Every entry must be duplicated precisely as written.

### Extracted material

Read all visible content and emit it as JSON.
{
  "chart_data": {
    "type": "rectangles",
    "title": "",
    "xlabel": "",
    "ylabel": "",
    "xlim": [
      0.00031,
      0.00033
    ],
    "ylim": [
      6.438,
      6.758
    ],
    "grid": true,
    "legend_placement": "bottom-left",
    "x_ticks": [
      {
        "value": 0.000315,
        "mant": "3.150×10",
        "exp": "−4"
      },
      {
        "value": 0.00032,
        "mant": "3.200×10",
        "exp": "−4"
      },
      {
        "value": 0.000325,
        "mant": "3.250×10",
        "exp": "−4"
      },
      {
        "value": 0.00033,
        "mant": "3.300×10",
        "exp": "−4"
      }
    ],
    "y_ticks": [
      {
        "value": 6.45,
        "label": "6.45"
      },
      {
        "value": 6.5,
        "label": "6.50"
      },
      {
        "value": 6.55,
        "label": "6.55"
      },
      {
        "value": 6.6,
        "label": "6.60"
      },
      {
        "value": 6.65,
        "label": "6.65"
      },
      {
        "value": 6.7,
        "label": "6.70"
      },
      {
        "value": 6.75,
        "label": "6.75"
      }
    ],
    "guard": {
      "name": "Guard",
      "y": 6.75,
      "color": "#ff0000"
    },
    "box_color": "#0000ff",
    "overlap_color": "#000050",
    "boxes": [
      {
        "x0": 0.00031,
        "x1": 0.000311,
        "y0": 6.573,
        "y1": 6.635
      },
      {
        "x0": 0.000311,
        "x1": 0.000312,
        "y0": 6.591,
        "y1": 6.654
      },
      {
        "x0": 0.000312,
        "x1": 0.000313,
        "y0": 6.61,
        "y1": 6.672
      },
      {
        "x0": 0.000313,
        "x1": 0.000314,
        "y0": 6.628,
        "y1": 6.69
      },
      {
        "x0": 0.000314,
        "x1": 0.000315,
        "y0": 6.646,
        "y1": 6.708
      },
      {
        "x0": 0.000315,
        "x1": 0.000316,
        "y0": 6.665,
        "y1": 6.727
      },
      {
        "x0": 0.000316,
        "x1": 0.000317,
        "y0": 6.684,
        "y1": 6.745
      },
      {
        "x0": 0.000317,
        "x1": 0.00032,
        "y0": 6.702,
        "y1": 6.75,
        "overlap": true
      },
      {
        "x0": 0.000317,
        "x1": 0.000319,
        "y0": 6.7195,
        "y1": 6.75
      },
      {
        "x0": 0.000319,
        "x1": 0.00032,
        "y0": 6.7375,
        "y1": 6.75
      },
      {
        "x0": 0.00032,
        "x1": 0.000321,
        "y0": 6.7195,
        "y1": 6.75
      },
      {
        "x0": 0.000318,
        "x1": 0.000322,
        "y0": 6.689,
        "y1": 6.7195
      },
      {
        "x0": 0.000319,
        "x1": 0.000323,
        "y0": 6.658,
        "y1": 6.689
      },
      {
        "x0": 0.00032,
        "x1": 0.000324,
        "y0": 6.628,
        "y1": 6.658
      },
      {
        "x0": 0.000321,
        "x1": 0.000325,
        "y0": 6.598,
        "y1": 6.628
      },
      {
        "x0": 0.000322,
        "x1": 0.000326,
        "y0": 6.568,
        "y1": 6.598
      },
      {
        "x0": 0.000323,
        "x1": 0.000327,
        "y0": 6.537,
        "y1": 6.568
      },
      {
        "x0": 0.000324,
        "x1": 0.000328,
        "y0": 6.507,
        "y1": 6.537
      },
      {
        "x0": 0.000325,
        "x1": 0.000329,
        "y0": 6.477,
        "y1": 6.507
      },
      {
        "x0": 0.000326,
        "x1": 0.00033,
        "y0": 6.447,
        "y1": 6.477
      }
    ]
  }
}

######

▶ In response
Read all visible content and emit it as JSON.
{
  "chart_data": {
    "type": "rectangles",
    "title": "",
    "xlabel": "",
    "ylabel": "",
    "xlim": [
      0.00031,
      0.00033
    ],
    "ylim": [
      6.438,
      6.758
    ],
    "grid": true,
    "legend_placement": "bottom-left",
    "x_ticks": [
      {
        "value": 0.000315,
        "mant": "3.150×10",
        "exp": "−4"
      },
      {
        "value": 0.00032,
        "mant": "3.200×10",
        "exp": "−4"
      },
      {
        "value": 0.000325,
        "mant": "3.250×10",
        "exp": "−4"
      },
      {
        "value": 0.00033,
        "mant": "3.300×10",
        "exp": "−4"
      }
    ],
    "y_ticks": [
      {
        "value": 6.45,
        "label": "6.45"
      },
      {
        "value": 6.5,
        "label": "6.50"
      },
      {
        "value": 6.55,
        "label": "6.55"
      },
      {
        "value": 6.6,
        "label": "6.60"
      },
      {
        "value": 6.65,
        "label": "6.65"
      },
      {
        "value": 6.7,
        "label": "6.70"
      },
      {
        "value": 6.75,
        "label": "6.75"
      }
    ],
    "guard": {
      "name": "Guard",
      "y": 6.75,
      "color": "#ff0000"
    },
    "box_color": "#0000ff",
    "overlap_color": "#000050",
    "boxes": [
      {
        "x0": 0.00031,
        "x1": 0.000311,
        "y0": 6.573,
        "y1": 6.635
      },
      {
        "x0": 0.000311,
        "x1": 0.000312,
        "y0": 6.591,
        "y1": 6.654
      },
      {
        "x0": 0.000312,
        "x1": 0.000313,
        "y0": 6.61,
        "y1": 6.672
      },
      {
        "x0": 0.000313,
        "x1": 0.000314,
        "y0": 6.628,
        "y1": 6.69
      },
      {
        "x0": 0.000314,
        "x1": 0.000315,
        "y0": 6.646,
        "y1": 6.708
      },
      {
        "x0": 0.000315,
        "x1": 0.000316,
        "y0": 6.665,
        "y1": 6.727
      },
      {
        "x0": 0.000316,
        "x1": 0.000317,
        "y0": 6.684,
        "y1": 6.745
      },
      {
        "x0": 0.000317,
        "x1": 0.00032,
        "y0": 6.702,
        "y1": 6.75,
        "overlap": true
      },
      {
        "x0": 0.000317,
        "x1": 0.000319,
        "y0": 6.7195,
        "y1": 6.75
      },
      {
        "x0": 0.000319,
        "x1": 0.00032,
        "y0": 6.7375,
        "y1": 6.75
      },
      {
        "x0": 0.00032,
        "x1": 0.000321,
        "y0": 6.7195,
        "y1": 6.75
      },
      {
        "x0": 0.000318,
        "x1": 0.000322,
        "y0": 6.689,
        "y1": 6.7195
      },
      {
        "x0": 0.000319,
        "x1": 0.000323,
        "y0": 6.658,
        "y1": 6.689
      },
      {
        "x0": 0.00032,
        "x1": 0.000324,
        "y0": 6.628,
        "y1": 6.658
      },
      {
        "x0": 0.000321,
        "x1": 0.000325,
        "y0": 6.598,
        "y1": 6.628
      },
      {
        "x0": 0.000322,
        "x1": 0.000326,
        "y0": 6.568,
        "y1": 6.598
      },
      {
        "x0": 0.000323,
        "x1": 0.000327,
        "y0": 6.537,
        "y1": 6.568
      },
      {
        "x0": 0.000324,
        "x1": 0.000328,
        "y0": 6.507,
        "y1": 6.537
      },
      {
        "x0": 0.000325,
        "x1": 0.000329,
        "y0": 6.477,
        "y1": 6.507
      },
      {
        "x0": 0.000326,
        "x1": 0.00033,
        "y0": 6.447,
        "y1": 6.477
      }
    ]
  }
}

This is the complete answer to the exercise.